Written problem: Quote the records that follow in full, leaving the pictures out.

Extracted entries:
Begin
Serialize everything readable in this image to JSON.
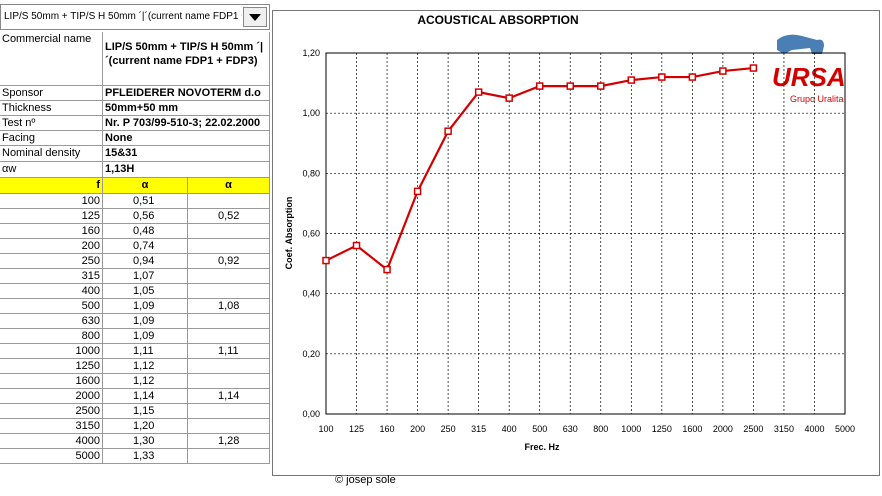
{
  "dropdown": {
    "text": "LIP/S 50mm + TIP/S H 50mm ´|´(current name FDP1 +"
  },
  "info": [
    {
      "label": "Commercial name",
      "value": "LIP/S 50mm + TIP/S H 50mm ´|´(current name FDP1 + FDP3)"
    },
    {
      "label": "Sponsor",
      "value": "PFLEIDERER NOVOTERM d.o"
    },
    {
      "label": "Thickness",
      "value": "50mm+50 mm"
    },
    {
      "label": "Test nº",
      "value": "Nr. P 703/99-510-3; 22.02.2000"
    },
    {
      "label": "Facing",
      "value": "None"
    },
    {
      "label": "Nominal density",
      "value": "15&31"
    },
    {
      "label": "αw",
      "value": "1,13H"
    }
  ],
  "table": {
    "header": [
      "f",
      "α",
      "α"
    ],
    "rows": [
      [
        "100",
        "0,51"
      ],
      [
        "125",
        "0,56",
        "0,52"
      ],
      [
        "160",
        "0,48"
      ],
      [
        "200",
        "0,74"
      ],
      [
        "250",
        "0,94",
        "0,92"
      ],
      [
        "315",
        "1,07"
      ],
      [
        "400",
        "1,05"
      ],
      [
        "500",
        "1,09",
        "1,08"
      ],
      [
        "630",
        "1,09"
      ],
      [
        "800",
        "1,09"
      ],
      [
        "1000",
        "1,11",
        "1,11"
      ],
      [
        "1250",
        "1,12"
      ],
      [
        "1600",
        "1,12"
      ],
      [
        "2000",
        "1,14",
        "1,14"
      ],
      [
        "2500",
        "1,15"
      ],
      [
        "3150",
        "1,20"
      ],
      [
        "4000",
        "1,30",
        "1,28"
      ],
      [
        "5000",
        "1,33"
      ]
    ]
  },
  "chart_data": {
    "type": "line",
    "title": "ACOUSTICAL ABSORPTION",
    "x_label": "Frec. Hz",
    "y_label": "Coef. Absorption",
    "categories": [
      "100",
      "125",
      "160",
      "200",
      "250",
      "315",
      "400",
      "500",
      "630",
      "800",
      "1000",
      "1250",
      "1600",
      "2000",
      "2500",
      "3150",
      "4000",
      "5000"
    ],
    "series": [
      {
        "name": "α",
        "color": "#d40000",
        "values": [
          0.51,
          0.56,
          0.48,
          0.74,
          0.94,
          1.07,
          1.05,
          1.09,
          1.09,
          1.09,
          1.11,
          1.12,
          1.12,
          1.14,
          1.15,
          null,
          null,
          null
        ]
      }
    ],
    "ylim": [
      0,
      1.2
    ],
    "yticks": [
      {
        "value": 0,
        "label": "0,00"
      },
      {
        "value": 0.2,
        "label": "0,20"
      },
      {
        "value": 0.4,
        "label": "0,40"
      },
      {
        "value": 0.6,
        "label": "0,60"
      },
      {
        "value": 0.8,
        "label": "0,80"
      },
      {
        "value": 1,
        "label": "1,00"
      },
      {
        "value": 1.2,
        "label": "1,20"
      }
    ],
    "grid": true
  },
  "logo": {
    "brand": "URSA",
    "group": "Grupo Uralita"
  },
  "footer": "© josep sole"
}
End
The completed task:
Serialize everything readable in this image to JSON.
{
  "dropdown": {
    "text": "LIP/S 50mm + TIP/S H 50mm ´|´(current name FDP1 +"
  },
  "info": [
    {
      "label": "Commercial name",
      "value": "LIP/S 50mm + TIP/S H 50mm ´|´(current name FDP1 + FDP3)"
    },
    {
      "label": "Sponsor",
      "value": "PFLEIDERER NOVOTERM d.o"
    },
    {
      "label": "Thickness",
      "value": "50mm+50 mm"
    },
    {
      "label": "Test nº",
      "value": "Nr. P 703/99-510-3; 22.02.2000"
    },
    {
      "label": "Facing",
      "value": "None"
    },
    {
      "label": "Nominal density",
      "value": "15&31"
    },
    {
      "label": "αw",
      "value": "1,13H"
    }
  ],
  "table": {
    "header": [
      "f",
      "α",
      "α"
    ],
    "rows": [
      [
        "100",
        "0,51"
      ],
      [
        "125",
        "0,56",
        "0,52"
      ],
      [
        "160",
        "0,48"
      ],
      [
        "200",
        "0,74"
      ],
      [
        "250",
        "0,94",
        "0,92"
      ],
      [
        "315",
        "1,07"
      ],
      [
        "400",
        "1,05"
      ],
      [
        "500",
        "1,09",
        "1,08"
      ],
      [
        "630",
        "1,09"
      ],
      [
        "800",
        "1,09"
      ],
      [
        "1000",
        "1,11",
        "1,11"
      ],
      [
        "1250",
        "1,12"
      ],
      [
        "1600",
        "1,12"
      ],
      [
        "2000",
        "1,14",
        "1,14"
      ],
      [
        "2500",
        "1,15"
      ],
      [
        "3150",
        "1,20"
      ],
      [
        "4000",
        "1,30",
        "1,28"
      ],
      [
        "5000",
        "1,33"
      ]
    ]
  },
  "chart_data": {
    "type": "line",
    "title": "ACOUSTICAL ABSORPTION",
    "x_label": "Frec. Hz",
    "y_label": "Coef. Absorption",
    "categories": [
      "100",
      "125",
      "160",
      "200",
      "250",
      "315",
      "400",
      "500",
      "630",
      "800",
      "1000",
      "1250",
      "1600",
      "2000",
      "2500",
      "3150",
      "4000",
      "5000"
    ],
    "series": [
      {
        "name": "α",
        "color": "#d40000",
        "values": [
          0.51,
          0.56,
          0.48,
          0.74,
          0.94,
          1.07,
          1.05,
          1.09,
          1.09,
          1.09,
          1.11,
          1.12,
          1.12,
          1.14,
          1.15,
          null,
          null,
          null
        ]
      }
    ],
    "ylim": [
      0,
      1.2
    ],
    "yticks": [
      {
        "value": 0,
        "label": "0,00"
      },
      {
        "value": 0.2,
        "label": "0,20"
      },
      {
        "value": 0.4,
        "label": "0,40"
      },
      {
        "value": 0.6,
        "label": "0,60"
      },
      {
        "value": 0.8,
        "label": "0,80"
      },
      {
        "value": 1,
        "label": "1,00"
      },
      {
        "value": 1.2,
        "label": "1,20"
      }
    ],
    "grid": true
  },
  "logo": {
    "brand": "URSA",
    "group": "Grupo Uralita"
  },
  "footer": "© josep sole"
}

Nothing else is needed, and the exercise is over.